■ TASK BRIEF
In the entries, find all lines that hold the word "Larghezza" and copy them.

■ EXERCISE DATA
# # # # #

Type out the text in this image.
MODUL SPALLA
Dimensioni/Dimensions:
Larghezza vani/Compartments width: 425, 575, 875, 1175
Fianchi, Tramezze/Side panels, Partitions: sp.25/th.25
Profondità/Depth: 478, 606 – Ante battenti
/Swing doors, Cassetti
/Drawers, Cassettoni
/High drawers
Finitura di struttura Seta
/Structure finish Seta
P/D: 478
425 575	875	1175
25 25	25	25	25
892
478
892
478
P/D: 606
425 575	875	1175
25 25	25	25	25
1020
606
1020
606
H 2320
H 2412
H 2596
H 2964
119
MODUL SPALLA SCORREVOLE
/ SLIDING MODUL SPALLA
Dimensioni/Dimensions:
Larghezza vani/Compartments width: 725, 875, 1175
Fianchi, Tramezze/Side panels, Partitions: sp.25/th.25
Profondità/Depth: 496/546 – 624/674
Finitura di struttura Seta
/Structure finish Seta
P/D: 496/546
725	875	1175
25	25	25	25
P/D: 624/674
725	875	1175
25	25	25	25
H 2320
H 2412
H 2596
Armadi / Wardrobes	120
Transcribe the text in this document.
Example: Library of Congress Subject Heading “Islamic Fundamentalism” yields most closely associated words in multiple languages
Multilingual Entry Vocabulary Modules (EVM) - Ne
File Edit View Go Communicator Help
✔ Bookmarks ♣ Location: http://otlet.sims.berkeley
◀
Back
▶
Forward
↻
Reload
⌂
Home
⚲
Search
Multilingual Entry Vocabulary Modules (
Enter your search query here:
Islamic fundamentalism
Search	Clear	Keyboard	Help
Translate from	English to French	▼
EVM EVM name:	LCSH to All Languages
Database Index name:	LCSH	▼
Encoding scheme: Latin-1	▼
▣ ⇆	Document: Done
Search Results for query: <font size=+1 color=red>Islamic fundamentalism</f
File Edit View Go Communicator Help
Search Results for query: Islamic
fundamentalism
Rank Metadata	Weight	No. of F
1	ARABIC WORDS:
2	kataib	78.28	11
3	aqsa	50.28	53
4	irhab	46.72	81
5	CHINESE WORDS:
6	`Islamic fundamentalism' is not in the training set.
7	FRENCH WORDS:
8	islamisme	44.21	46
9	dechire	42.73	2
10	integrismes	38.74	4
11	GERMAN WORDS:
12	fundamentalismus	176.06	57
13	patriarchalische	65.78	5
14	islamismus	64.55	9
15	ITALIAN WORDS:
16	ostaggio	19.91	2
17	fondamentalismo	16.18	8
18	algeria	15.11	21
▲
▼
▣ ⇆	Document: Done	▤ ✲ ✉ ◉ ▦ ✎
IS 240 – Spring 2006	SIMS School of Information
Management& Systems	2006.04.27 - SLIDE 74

# # # # #

■ SOLUTION FOR THIS TASK
Larghezza vani/Compartments width: 425, 575, 875, 1175
Larghezza vani/Compartments width: 725, 875, 1175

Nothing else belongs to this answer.